What the task asks - Please turn every line of the records below into a Markdown table with the columns Row and Line. Put the row number in Row and the line in Line, and leave out blank lines.
****************************************
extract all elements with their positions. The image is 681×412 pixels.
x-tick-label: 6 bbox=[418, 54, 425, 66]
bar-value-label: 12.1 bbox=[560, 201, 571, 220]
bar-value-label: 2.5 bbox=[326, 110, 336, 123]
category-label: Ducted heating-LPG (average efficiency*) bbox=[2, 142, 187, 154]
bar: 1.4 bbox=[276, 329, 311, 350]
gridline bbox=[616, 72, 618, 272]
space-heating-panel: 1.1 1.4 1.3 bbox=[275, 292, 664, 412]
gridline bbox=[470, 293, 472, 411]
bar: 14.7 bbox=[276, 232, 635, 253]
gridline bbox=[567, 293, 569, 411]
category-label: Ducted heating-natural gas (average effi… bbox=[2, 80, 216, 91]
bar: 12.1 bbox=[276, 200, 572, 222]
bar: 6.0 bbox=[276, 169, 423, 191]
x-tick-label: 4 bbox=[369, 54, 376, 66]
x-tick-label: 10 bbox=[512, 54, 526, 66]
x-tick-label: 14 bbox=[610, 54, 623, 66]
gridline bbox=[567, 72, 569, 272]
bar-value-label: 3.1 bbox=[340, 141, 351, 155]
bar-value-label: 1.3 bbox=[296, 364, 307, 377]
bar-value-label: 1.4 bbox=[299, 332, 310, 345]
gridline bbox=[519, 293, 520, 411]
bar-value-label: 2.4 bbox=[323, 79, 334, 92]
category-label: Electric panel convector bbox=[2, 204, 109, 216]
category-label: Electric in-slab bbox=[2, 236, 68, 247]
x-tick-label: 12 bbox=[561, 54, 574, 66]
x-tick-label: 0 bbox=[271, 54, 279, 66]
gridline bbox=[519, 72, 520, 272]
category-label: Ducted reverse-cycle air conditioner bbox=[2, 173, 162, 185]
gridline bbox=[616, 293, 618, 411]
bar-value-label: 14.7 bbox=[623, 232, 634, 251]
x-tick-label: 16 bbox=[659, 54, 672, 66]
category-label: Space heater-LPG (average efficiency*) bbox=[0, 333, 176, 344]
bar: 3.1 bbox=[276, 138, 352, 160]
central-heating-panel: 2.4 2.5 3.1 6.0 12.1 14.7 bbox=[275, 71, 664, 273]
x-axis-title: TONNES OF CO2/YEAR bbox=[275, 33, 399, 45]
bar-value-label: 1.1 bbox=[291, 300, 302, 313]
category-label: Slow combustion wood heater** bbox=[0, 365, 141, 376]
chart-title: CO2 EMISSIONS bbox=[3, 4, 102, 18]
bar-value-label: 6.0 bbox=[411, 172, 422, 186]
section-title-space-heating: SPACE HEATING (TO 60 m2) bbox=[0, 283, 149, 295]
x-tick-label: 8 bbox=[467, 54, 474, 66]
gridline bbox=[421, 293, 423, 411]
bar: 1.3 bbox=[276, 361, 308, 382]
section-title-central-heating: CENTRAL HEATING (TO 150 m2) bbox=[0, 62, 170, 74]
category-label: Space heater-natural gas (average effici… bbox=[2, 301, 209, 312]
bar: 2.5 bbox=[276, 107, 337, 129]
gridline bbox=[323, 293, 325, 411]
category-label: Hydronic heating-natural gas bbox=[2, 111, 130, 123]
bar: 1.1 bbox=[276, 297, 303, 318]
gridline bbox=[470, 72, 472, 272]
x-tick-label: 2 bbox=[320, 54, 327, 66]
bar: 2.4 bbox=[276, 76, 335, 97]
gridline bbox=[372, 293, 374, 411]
****************************************
Reply -
| Row | Line |
|---|---|
| 1 | extract all elements with their positions. The image is 681×412 pixels. |
| 2 | x-tick-label: 6 bbox=[418, 54, 425, 66] |
| 3 | bar-value-label: 12.1 bbox=[560, 201, 571, 220] |
| 4 | bar-value-label: 2.5 bbox=[326, 110, 336, 123] |
| 5 | category-label: Ducted heating-LPG (average efficiency*) bbox=[2, 142, 187, 154] |
| 6 | bar: 1.4 bbox=[276, 329, 311, 350] |
| 7 | gridline bbox=[616, 72, 618, 272] |
| 8 | space-heating-panel: 1.1 1.4 1.3 bbox=[275, 292, 664, 412] |
| 9 | gridline bbox=[470, 293, 472, 411] |
| 10 | bar: 14.7 bbox=[276, 232, 635, 253] |
| 11 | gridline bbox=[567, 293, 569, 411] |
| 12 | category-label: Ducted heating-natural gas (average effi… bbox=[2, 80, 216, 91] |
| 13 | bar: 12.1 bbox=[276, 200, 572, 222] |
| 14 | bar: 6.0 bbox=[276, 169, 423, 191] |
| 15 | x-tick-label: 4 bbox=[369, 54, 376, 66] |
| 16 | x-tick-label: 10 bbox=[512, 54, 526, 66] |
| 17 | x-tick-label: 14 bbox=[610, 54, 623, 66] |
| 18 | gridline bbox=[567, 72, 569, 272] |
| 19 | bar-value-label: 3.1 bbox=[340, 141, 351, 155] |
| 20 | bar-value-label: 1.3 bbox=[296, 364, 307, 377] |
| 21 | bar-value-label: 1.4 bbox=[299, 332, 310, 345] |
| 22 | gridline bbox=[519, 293, 520, 411] |
| 23 | bar-value-label: 2.4 bbox=[323, 79, 334, 92] |
| 24 | category-label: Electric panel convector bbox=[2, 204, 109, 216] |
| 25 | category-label: Electric in-slab bbox=[2, 236, 68, 247] |
| 26 | x-tick-label: 12 bbox=[561, 54, 574, 66] |
| 27 | x-tick-label: 0 bbox=[271, 54, 279, 66] |
| 28 | gridline bbox=[519, 72, 520, 272] |
| 29 | category-label: Ducted reverse-cycle air conditioner bbox=[2, 173, 162, 185] |
| 30 | gridline bbox=[616, 293, 618, 411] |
| 31 | bar-value-label: 14.7 bbox=[623, 232, 634, 251] |
| 32 | x-tick-label: 16 bbox=[659, 54, 672, 66] |
| 33 | category-label: Space heater-LPG (average efficiency*) bbox=[0, 333, 176, 344] |
| 34 | bar: 3.1 bbox=[276, 138, 352, 160] |
| 35 | central-heating-panel: 2.4 2.5 3.1 6.0 12.1 14.7 bbox=[275, 71, 664, 273] |
| 36 | x-axis-title: TONNES OF CO2/YEAR bbox=[275, 33, 399, 45] |
| 37 | bar-value-label: 1.1 bbox=[291, 300, 302, 313] |
| 38 | category-label: Slow combustion wood heater** bbox=[0, 365, 141, 376] |
| 39 | chart-title: CO2 EMISSIONS bbox=[3, 4, 102, 18] |
| 40 | bar-value-label: 6.0 bbox=[411, 172, 422, 186] |
| 41 | section-title-space-heating: SPACE HEATING (TO 60 m2) bbox=[0, 283, 149, 295] |
| 42 | x-tick-label: 8 bbox=[467, 54, 474, 66] |
| 43 | gridline bbox=[421, 293, 423, 411] |
| 44 | bar: 1.3 bbox=[276, 361, 308, 382] |
| 45 | section-title-central-heating: CENTRAL HEATING (TO 150 m2) bbox=[0, 62, 170, 74] |
| 46 | category-label: Space heater-natural gas (average effici… bbox=[2, 301, 209, 312] |
| 47 | bar: 2.5 bbox=[276, 107, 337, 129] |
| 48 | gridline bbox=[323, 293, 325, 411] |
| 49 | category-label: Hydronic heating-natural gas bbox=[2, 111, 130, 123] |
| 50 | bar: 1.1 bbox=[276, 297, 303, 318] |
| 51 | gridline bbox=[470, 72, 472, 272] |
| 52 | x-tick-label: 2 bbox=[320, 54, 327, 66] |
| 53 | bar: 2.4 bbox=[276, 76, 335, 97] |
| 54 | gridline bbox=[372, 293, 374, 411] |